What is expected —
Your task is to give the listing below back word for word, pictures excluded.

Data —
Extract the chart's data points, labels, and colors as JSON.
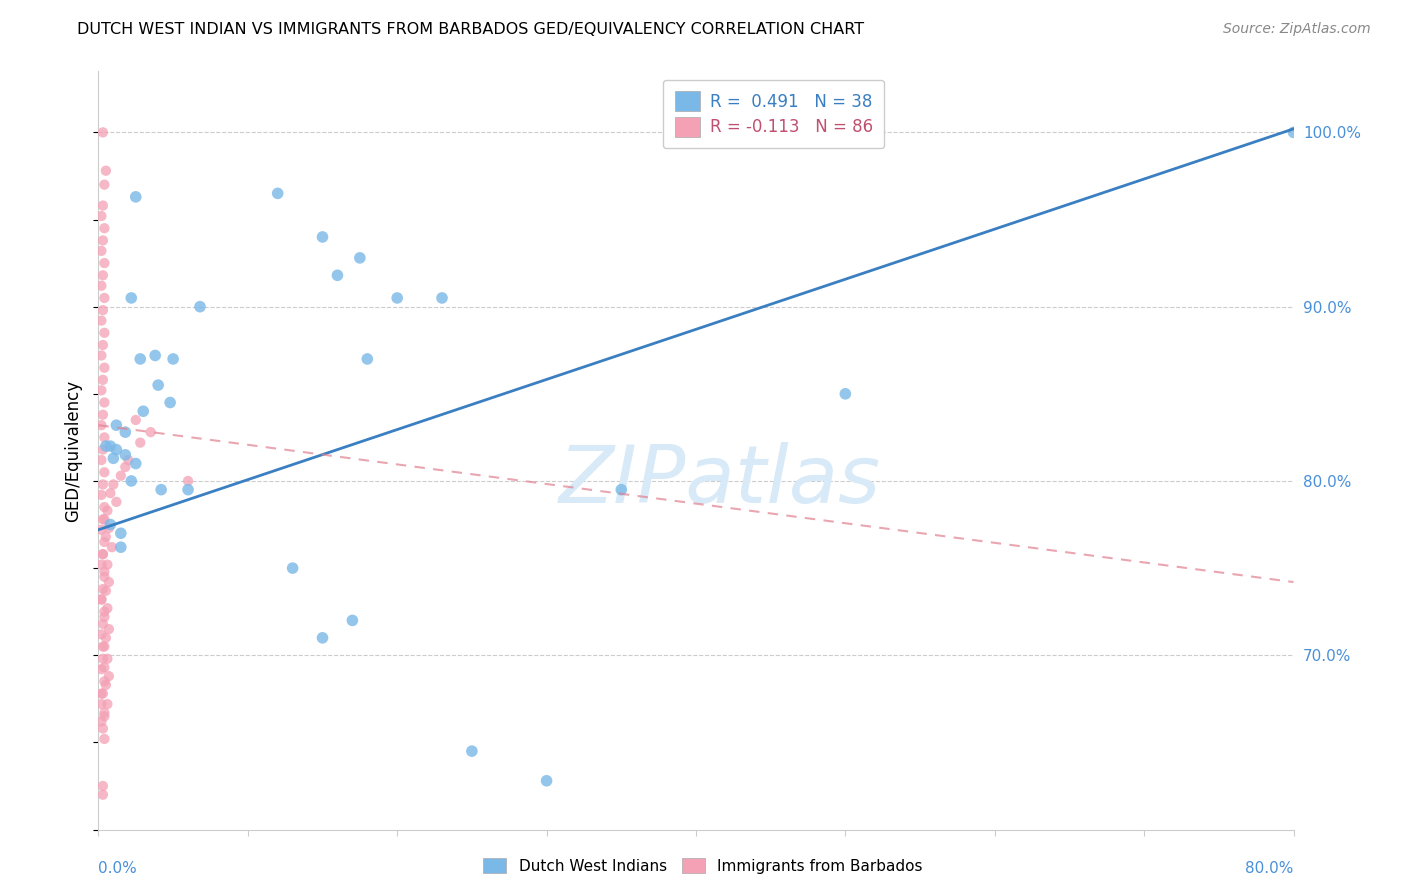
{
  "title": "DUTCH WEST INDIAN VS IMMIGRANTS FROM BARBADOS GED/EQUIVALENCY CORRELATION CHART",
  "source": "Source: ZipAtlas.com",
  "ylabel": "GED/Equivalency",
  "y_ticks": [
    0.7,
    0.8,
    0.9,
    1.0
  ],
  "y_tick_labels": [
    "70.0%",
    "80.0%",
    "90.0%",
    "100.0%"
  ],
  "x_min": 0.0,
  "x_max": 0.8,
  "y_min": 0.6,
  "y_max": 1.035,
  "watermark_text": "ZIPatlas",
  "legend_blue_label": "R =  0.491   N = 38",
  "legend_pink_label": "R = -0.113   N = 86",
  "blue_color": "#7ab8e8",
  "pink_color": "#f4a0b5",
  "blue_line_color": "#3a7fc1",
  "pink_line_color": "#e08090",
  "blue_scatter": [
    [
      0.025,
      0.963
    ],
    [
      0.12,
      0.965
    ],
    [
      0.15,
      0.94
    ],
    [
      0.16,
      0.918
    ],
    [
      0.175,
      0.928
    ],
    [
      0.2,
      0.905
    ],
    [
      0.23,
      0.905
    ],
    [
      0.028,
      0.87
    ],
    [
      0.038,
      0.872
    ],
    [
      0.05,
      0.87
    ],
    [
      0.18,
      0.87
    ],
    [
      0.022,
      0.905
    ],
    [
      0.068,
      0.9
    ],
    [
      0.04,
      0.855
    ],
    [
      0.048,
      0.845
    ],
    [
      0.03,
      0.84
    ],
    [
      0.012,
      0.832
    ],
    [
      0.018,
      0.828
    ],
    [
      0.025,
      0.81
    ],
    [
      0.005,
      0.82
    ],
    [
      0.008,
      0.82
    ],
    [
      0.012,
      0.818
    ],
    [
      0.01,
      0.813
    ],
    [
      0.018,
      0.815
    ],
    [
      0.022,
      0.8
    ],
    [
      0.06,
      0.795
    ],
    [
      0.042,
      0.795
    ],
    [
      0.008,
      0.775
    ],
    [
      0.015,
      0.77
    ],
    [
      0.015,
      0.762
    ],
    [
      0.35,
      0.795
    ],
    [
      0.13,
      0.75
    ],
    [
      0.17,
      0.72
    ],
    [
      0.15,
      0.71
    ],
    [
      0.5,
      0.85
    ],
    [
      0.8,
      1.0
    ],
    [
      0.25,
      0.645
    ],
    [
      0.3,
      0.628
    ]
  ],
  "pink_scatter": [
    [
      0.003,
      1.0
    ],
    [
      0.005,
      0.978
    ],
    [
      0.004,
      0.97
    ],
    [
      0.003,
      0.958
    ],
    [
      0.002,
      0.952
    ],
    [
      0.004,
      0.945
    ],
    [
      0.003,
      0.938
    ],
    [
      0.002,
      0.932
    ],
    [
      0.004,
      0.925
    ],
    [
      0.003,
      0.918
    ],
    [
      0.002,
      0.912
    ],
    [
      0.004,
      0.905
    ],
    [
      0.003,
      0.898
    ],
    [
      0.002,
      0.892
    ],
    [
      0.004,
      0.885
    ],
    [
      0.003,
      0.878
    ],
    [
      0.002,
      0.872
    ],
    [
      0.004,
      0.865
    ],
    [
      0.003,
      0.858
    ],
    [
      0.002,
      0.852
    ],
    [
      0.004,
      0.845
    ],
    [
      0.003,
      0.838
    ],
    [
      0.002,
      0.832
    ],
    [
      0.004,
      0.825
    ],
    [
      0.003,
      0.818
    ],
    [
      0.002,
      0.812
    ],
    [
      0.004,
      0.805
    ],
    [
      0.003,
      0.798
    ],
    [
      0.002,
      0.792
    ],
    [
      0.004,
      0.785
    ],
    [
      0.003,
      0.778
    ],
    [
      0.002,
      0.772
    ],
    [
      0.004,
      0.765
    ],
    [
      0.003,
      0.758
    ],
    [
      0.002,
      0.752
    ],
    [
      0.004,
      0.745
    ],
    [
      0.003,
      0.738
    ],
    [
      0.002,
      0.732
    ],
    [
      0.004,
      0.725
    ],
    [
      0.003,
      0.718
    ],
    [
      0.002,
      0.712
    ],
    [
      0.004,
      0.705
    ],
    [
      0.003,
      0.698
    ],
    [
      0.002,
      0.692
    ],
    [
      0.004,
      0.685
    ],
    [
      0.003,
      0.678
    ],
    [
      0.002,
      0.672
    ],
    [
      0.004,
      0.665
    ],
    [
      0.003,
      0.658
    ],
    [
      0.004,
      0.652
    ],
    [
      0.003,
      0.625
    ],
    [
      0.025,
      0.835
    ],
    [
      0.035,
      0.828
    ],
    [
      0.028,
      0.822
    ],
    [
      0.06,
      0.8
    ],
    [
      0.02,
      0.812
    ],
    [
      0.018,
      0.808
    ],
    [
      0.015,
      0.803
    ],
    [
      0.01,
      0.798
    ],
    [
      0.008,
      0.793
    ],
    [
      0.012,
      0.788
    ],
    [
      0.006,
      0.783
    ],
    [
      0.004,
      0.778
    ],
    [
      0.007,
      0.773
    ],
    [
      0.005,
      0.768
    ],
    [
      0.009,
      0.762
    ],
    [
      0.003,
      0.758
    ],
    [
      0.006,
      0.752
    ],
    [
      0.004,
      0.748
    ],
    [
      0.007,
      0.742
    ],
    [
      0.005,
      0.737
    ],
    [
      0.002,
      0.732
    ],
    [
      0.006,
      0.727
    ],
    [
      0.004,
      0.722
    ],
    [
      0.007,
      0.715
    ],
    [
      0.005,
      0.71
    ],
    [
      0.003,
      0.705
    ],
    [
      0.006,
      0.698
    ],
    [
      0.004,
      0.693
    ],
    [
      0.007,
      0.688
    ],
    [
      0.005,
      0.683
    ],
    [
      0.002,
      0.678
    ],
    [
      0.006,
      0.672
    ],
    [
      0.004,
      0.667
    ],
    [
      0.002,
      0.662
    ],
    [
      0.003,
      0.62
    ]
  ],
  "blue_line_x": [
    0.0,
    0.8
  ],
  "blue_line_y": [
    0.772,
    1.002
  ],
  "pink_line_x": [
    0.0,
    0.8
  ],
  "pink_line_y": [
    0.832,
    0.742
  ]
}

Correct response —
Extract the chart's data points, labels, and colors as JSON.
{
  "title": "DUTCH WEST INDIAN VS IMMIGRANTS FROM BARBADOS GED/EQUIVALENCY CORRELATION CHART",
  "source": "Source: ZipAtlas.com",
  "ylabel": "GED/Equivalency",
  "y_ticks": [
    0.7,
    0.8,
    0.9,
    1.0
  ],
  "y_tick_labels": [
    "70.0%",
    "80.0%",
    "90.0%",
    "100.0%"
  ],
  "x_min": 0.0,
  "x_max": 0.8,
  "y_min": 0.6,
  "y_max": 1.035,
  "watermark_text": "ZIPatlas",
  "legend_blue_label": "R =  0.491   N = 38",
  "legend_pink_label": "R = -0.113   N = 86",
  "blue_color": "#7ab8e8",
  "pink_color": "#f4a0b5",
  "blue_line_color": "#3a7fc1",
  "pink_line_color": "#e08090",
  "blue_scatter": [
    [
      0.025,
      0.963
    ],
    [
      0.12,
      0.965
    ],
    [
      0.15,
      0.94
    ],
    [
      0.16,
      0.918
    ],
    [
      0.175,
      0.928
    ],
    [
      0.2,
      0.905
    ],
    [
      0.23,
      0.905
    ],
    [
      0.028,
      0.87
    ],
    [
      0.038,
      0.872
    ],
    [
      0.05,
      0.87
    ],
    [
      0.18,
      0.87
    ],
    [
      0.022,
      0.905
    ],
    [
      0.068,
      0.9
    ],
    [
      0.04,
      0.855
    ],
    [
      0.048,
      0.845
    ],
    [
      0.03,
      0.84
    ],
    [
      0.012,
      0.832
    ],
    [
      0.018,
      0.828
    ],
    [
      0.025,
      0.81
    ],
    [
      0.005,
      0.82
    ],
    [
      0.008,
      0.82
    ],
    [
      0.012,
      0.818
    ],
    [
      0.01,
      0.813
    ],
    [
      0.018,
      0.815
    ],
    [
      0.022,
      0.8
    ],
    [
      0.06,
      0.795
    ],
    [
      0.042,
      0.795
    ],
    [
      0.008,
      0.775
    ],
    [
      0.015,
      0.77
    ],
    [
      0.015,
      0.762
    ],
    [
      0.35,
      0.795
    ],
    [
      0.13,
      0.75
    ],
    [
      0.17,
      0.72
    ],
    [
      0.15,
      0.71
    ],
    [
      0.5,
      0.85
    ],
    [
      0.8,
      1.0
    ],
    [
      0.25,
      0.645
    ],
    [
      0.3,
      0.628
    ]
  ],
  "pink_scatter": [
    [
      0.003,
      1.0
    ],
    [
      0.005,
      0.978
    ],
    [
      0.004,
      0.97
    ],
    [
      0.003,
      0.958
    ],
    [
      0.002,
      0.952
    ],
    [
      0.004,
      0.945
    ],
    [
      0.003,
      0.938
    ],
    [
      0.002,
      0.932
    ],
    [
      0.004,
      0.925
    ],
    [
      0.003,
      0.918
    ],
    [
      0.002,
      0.912
    ],
    [
      0.004,
      0.905
    ],
    [
      0.003,
      0.898
    ],
    [
      0.002,
      0.892
    ],
    [
      0.004,
      0.885
    ],
    [
      0.003,
      0.878
    ],
    [
      0.002,
      0.872
    ],
    [
      0.004,
      0.865
    ],
    [
      0.003,
      0.858
    ],
    [
      0.002,
      0.852
    ],
    [
      0.004,
      0.845
    ],
    [
      0.003,
      0.838
    ],
    [
      0.002,
      0.832
    ],
    [
      0.004,
      0.825
    ],
    [
      0.003,
      0.818
    ],
    [
      0.002,
      0.812
    ],
    [
      0.004,
      0.805
    ],
    [
      0.003,
      0.798
    ],
    [
      0.002,
      0.792
    ],
    [
      0.004,
      0.785
    ],
    [
      0.003,
      0.778
    ],
    [
      0.002,
      0.772
    ],
    [
      0.004,
      0.765
    ],
    [
      0.003,
      0.758
    ],
    [
      0.002,
      0.752
    ],
    [
      0.004,
      0.745
    ],
    [
      0.003,
      0.738
    ],
    [
      0.002,
      0.732
    ],
    [
      0.004,
      0.725
    ],
    [
      0.003,
      0.718
    ],
    [
      0.002,
      0.712
    ],
    [
      0.004,
      0.705
    ],
    [
      0.003,
      0.698
    ],
    [
      0.002,
      0.692
    ],
    [
      0.004,
      0.685
    ],
    [
      0.003,
      0.678
    ],
    [
      0.002,
      0.672
    ],
    [
      0.004,
      0.665
    ],
    [
      0.003,
      0.658
    ],
    [
      0.004,
      0.652
    ],
    [
      0.003,
      0.625
    ],
    [
      0.025,
      0.835
    ],
    [
      0.035,
      0.828
    ],
    [
      0.028,
      0.822
    ],
    [
      0.06,
      0.8
    ],
    [
      0.02,
      0.812
    ],
    [
      0.018,
      0.808
    ],
    [
      0.015,
      0.803
    ],
    [
      0.01,
      0.798
    ],
    [
      0.008,
      0.793
    ],
    [
      0.012,
      0.788
    ],
    [
      0.006,
      0.783
    ],
    [
      0.004,
      0.778
    ],
    [
      0.007,
      0.773
    ],
    [
      0.005,
      0.768
    ],
    [
      0.009,
      0.762
    ],
    [
      0.003,
      0.758
    ],
    [
      0.006,
      0.752
    ],
    [
      0.004,
      0.748
    ],
    [
      0.007,
      0.742
    ],
    [
      0.005,
      0.737
    ],
    [
      0.002,
      0.732
    ],
    [
      0.006,
      0.727
    ],
    [
      0.004,
      0.722
    ],
    [
      0.007,
      0.715
    ],
    [
      0.005,
      0.71
    ],
    [
      0.003,
      0.705
    ],
    [
      0.006,
      0.698
    ],
    [
      0.004,
      0.693
    ],
    [
      0.007,
      0.688
    ],
    [
      0.005,
      0.683
    ],
    [
      0.002,
      0.678
    ],
    [
      0.006,
      0.672
    ],
    [
      0.004,
      0.667
    ],
    [
      0.002,
      0.662
    ],
    [
      0.003,
      0.62
    ]
  ],
  "blue_line_x": [
    0.0,
    0.8
  ],
  "blue_line_y": [
    0.772,
    1.002
  ],
  "pink_line_x": [
    0.0,
    0.8
  ],
  "pink_line_y": [
    0.832,
    0.742
  ]
}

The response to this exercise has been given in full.